[Stored data]
——
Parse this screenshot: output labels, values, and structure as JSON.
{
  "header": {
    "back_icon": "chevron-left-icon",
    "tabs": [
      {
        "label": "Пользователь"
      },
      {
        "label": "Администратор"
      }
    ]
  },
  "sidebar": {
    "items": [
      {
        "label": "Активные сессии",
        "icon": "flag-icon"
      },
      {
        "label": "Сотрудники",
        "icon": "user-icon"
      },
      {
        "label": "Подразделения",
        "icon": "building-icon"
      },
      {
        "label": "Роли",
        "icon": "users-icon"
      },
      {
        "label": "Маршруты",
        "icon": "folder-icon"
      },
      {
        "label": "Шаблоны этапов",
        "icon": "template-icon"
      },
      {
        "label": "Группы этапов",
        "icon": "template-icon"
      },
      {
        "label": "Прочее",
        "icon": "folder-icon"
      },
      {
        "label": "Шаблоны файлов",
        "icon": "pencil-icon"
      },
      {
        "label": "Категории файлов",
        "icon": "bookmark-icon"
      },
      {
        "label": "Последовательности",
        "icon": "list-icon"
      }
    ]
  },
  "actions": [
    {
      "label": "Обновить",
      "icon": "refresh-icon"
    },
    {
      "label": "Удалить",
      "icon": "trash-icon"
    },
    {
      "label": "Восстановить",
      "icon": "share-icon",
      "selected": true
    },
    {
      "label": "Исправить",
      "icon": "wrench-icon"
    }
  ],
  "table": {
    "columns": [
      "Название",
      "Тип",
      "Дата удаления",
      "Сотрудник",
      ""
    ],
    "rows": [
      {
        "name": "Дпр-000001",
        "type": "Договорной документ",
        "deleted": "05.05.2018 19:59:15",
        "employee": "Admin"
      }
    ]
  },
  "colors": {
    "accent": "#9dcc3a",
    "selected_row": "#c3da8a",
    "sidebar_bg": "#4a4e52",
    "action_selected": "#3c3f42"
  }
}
——
* _What to produce_:
Show every line that contains the word "этапов".

* _Solution to this exercise_:
        "label": "Шаблоны этапов",
        "label": "Группы этапов",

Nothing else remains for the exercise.